INSTRUCTIONS FOR THE TASK |
Every entry needs to be printed exactly, please.
##### GIVEN ENTRIES
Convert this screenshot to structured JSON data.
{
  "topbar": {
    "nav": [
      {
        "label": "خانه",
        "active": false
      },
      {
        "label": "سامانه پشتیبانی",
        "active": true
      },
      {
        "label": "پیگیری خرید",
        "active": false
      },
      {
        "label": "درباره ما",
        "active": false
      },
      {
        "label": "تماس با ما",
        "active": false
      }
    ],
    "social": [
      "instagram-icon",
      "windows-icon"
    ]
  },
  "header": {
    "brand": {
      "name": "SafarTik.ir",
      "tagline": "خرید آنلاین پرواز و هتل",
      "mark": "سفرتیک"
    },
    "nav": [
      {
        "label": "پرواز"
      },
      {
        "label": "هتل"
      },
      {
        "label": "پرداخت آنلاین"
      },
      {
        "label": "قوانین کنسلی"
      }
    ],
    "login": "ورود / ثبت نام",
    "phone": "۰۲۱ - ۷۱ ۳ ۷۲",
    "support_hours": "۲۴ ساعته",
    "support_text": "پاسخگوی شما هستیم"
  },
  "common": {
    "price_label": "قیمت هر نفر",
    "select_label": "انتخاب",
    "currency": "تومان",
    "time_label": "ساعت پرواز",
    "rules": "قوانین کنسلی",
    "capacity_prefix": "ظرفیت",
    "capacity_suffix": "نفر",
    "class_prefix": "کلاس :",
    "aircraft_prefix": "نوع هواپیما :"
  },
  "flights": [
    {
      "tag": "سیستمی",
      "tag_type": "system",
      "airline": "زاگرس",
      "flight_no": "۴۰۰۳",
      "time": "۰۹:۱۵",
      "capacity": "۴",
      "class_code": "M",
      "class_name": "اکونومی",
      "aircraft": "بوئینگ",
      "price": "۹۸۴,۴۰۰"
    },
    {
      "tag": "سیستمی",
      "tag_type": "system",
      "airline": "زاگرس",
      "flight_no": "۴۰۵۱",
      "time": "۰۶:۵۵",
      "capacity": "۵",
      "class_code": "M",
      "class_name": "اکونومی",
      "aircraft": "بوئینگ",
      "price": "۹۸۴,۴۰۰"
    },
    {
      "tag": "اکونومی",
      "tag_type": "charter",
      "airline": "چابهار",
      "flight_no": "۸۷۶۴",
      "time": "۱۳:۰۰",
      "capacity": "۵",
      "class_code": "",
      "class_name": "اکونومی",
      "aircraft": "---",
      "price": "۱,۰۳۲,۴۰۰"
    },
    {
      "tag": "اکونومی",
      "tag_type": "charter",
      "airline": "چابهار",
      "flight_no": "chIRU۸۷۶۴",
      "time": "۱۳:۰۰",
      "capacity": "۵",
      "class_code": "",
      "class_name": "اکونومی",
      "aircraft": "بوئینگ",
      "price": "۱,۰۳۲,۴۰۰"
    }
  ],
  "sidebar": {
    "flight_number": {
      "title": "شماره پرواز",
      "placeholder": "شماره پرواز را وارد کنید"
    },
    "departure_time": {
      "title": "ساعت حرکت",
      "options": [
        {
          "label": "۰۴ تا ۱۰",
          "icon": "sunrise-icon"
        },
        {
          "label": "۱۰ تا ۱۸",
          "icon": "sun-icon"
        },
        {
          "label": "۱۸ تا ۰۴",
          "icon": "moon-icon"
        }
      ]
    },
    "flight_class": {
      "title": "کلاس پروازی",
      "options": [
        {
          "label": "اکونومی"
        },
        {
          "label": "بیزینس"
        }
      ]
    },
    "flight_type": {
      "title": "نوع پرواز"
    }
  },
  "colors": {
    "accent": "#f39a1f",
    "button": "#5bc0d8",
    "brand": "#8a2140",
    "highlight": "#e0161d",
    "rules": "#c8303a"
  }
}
##########
RESULT OF THIS TASK |
Convert this screenshot to structured JSON data.
{
  "topbar": {
    "nav": [
      {
        "label": "خانه",
        "active": false
      },
      {
        "label": "سامانه پشتیبانی",
        "active": true
      },
      {
        "label": "پیگیری خرید",
        "active": false
      },
      {
        "label": "درباره ما",
        "active": false
      },
      {
        "label": "تماس با ما",
        "active": false
      }
    ],
    "social": [
      "instagram-icon",
      "windows-icon"
    ]
  },
  "header": {
    "brand": {
      "name": "SafarTik.ir",
      "tagline": "خرید آنلاین پرواز و هتل",
      "mark": "سفرتیک"
    },
    "nav": [
      {
        "label": "پرواز"
      },
      {
        "label": "هتل"
      },
      {
        "label": "پرداخت آنلاین"
      },
      {
        "label": "قوانین کنسلی"
      }
    ],
    "login": "ورود / ثبت نام",
    "phone": "۰۲۱ - ۷۱ ۳ ۷۲",
    "support_hours": "۲۴ ساعته",
    "support_text": "پاسخگوی شما هستیم"
  },
  "common": {
    "price_label": "قیمت هر نفر",
    "select_label": "انتخاب",
    "currency": "تومان",
    "time_label": "ساعت پرواز",
    "rules": "قوانین کنسلی",
    "capacity_prefix": "ظرفیت",
    "capacity_suffix": "نفر",
    "class_prefix": "کلاس :",
    "aircraft_prefix": "نوع هواپیما :"
  },
  "flights": [
    {
      "tag": "سیستمی",
      "tag_type": "system",
      "airline": "زاگرس",
      "flight_no": "۴۰۰۳",
      "time": "۰۹:۱۵",
      "capacity": "۴",
      "class_code": "M",
      "class_name": "اکونومی",
      "aircraft": "بوئینگ",
      "price": "۹۸۴,۴۰۰"
    },
    {
      "tag": "سیستمی",
      "tag_type": "system",
      "airline": "زاگرس",
      "flight_no": "۴۰۵۱",
      "time": "۰۶:۵۵",
      "capacity": "۵",
      "class_code": "M",
      "class_name": "اکونومی",
      "aircraft": "بوئینگ",
      "price": "۹۸۴,۴۰۰"
    },
    {
      "tag": "اکونومی",
      "tag_type": "charter",
      "airline": "چابهار",
      "flight_no": "۸۷۶۴",
      "time": "۱۳:۰۰",
      "capacity": "۵",
      "class_code": "",
      "class_name": "اکونومی",
      "aircraft": "---",
      "price": "۱,۰۳۲,۴۰۰"
    },
    {
      "tag": "اکونومی",
      "tag_type": "charter",
      "airline": "چابهار",
      "flight_no": "chIRU۸۷۶۴",
      "time": "۱۳:۰۰",
      "capacity": "۵",
      "class_code": "",
      "class_name": "اکونومی",
      "aircraft": "بوئینگ",
      "price": "۱,۰۳۲,۴۰۰"
    }
  ],
  "sidebar": {
    "flight_number": {
      "title": "شماره پرواز",
      "placeholder": "شماره پرواز را وارد کنید"
    },
    "departure_time": {
      "title": "ساعت حرکت",
      "options": [
        {
          "label": "۰۴ تا ۱۰",
          "icon": "sunrise-icon"
        },
        {
          "label": "۱۰ تا ۱۸",
          "icon": "sun-icon"
        },
        {
          "label": "۱۸ تا ۰۴",
          "icon": "moon-icon"
        }
      ]
    },
    "flight_class": {
      "title": "کلاس پروازی",
      "options": [
        {
          "label": "اکونومی"
        },
        {
          "label": "بیزینس"
        }
      ]
    },
    "flight_type": {
      "title": "نوع پرواز"
    }
  },
  "colors": {
    "accent": "#f39a1f",
    "button": "#5bc0d8",
    "brand": "#8a2140",
    "highlight": "#e0161d",
    "rules": "#c8303a"
  }
}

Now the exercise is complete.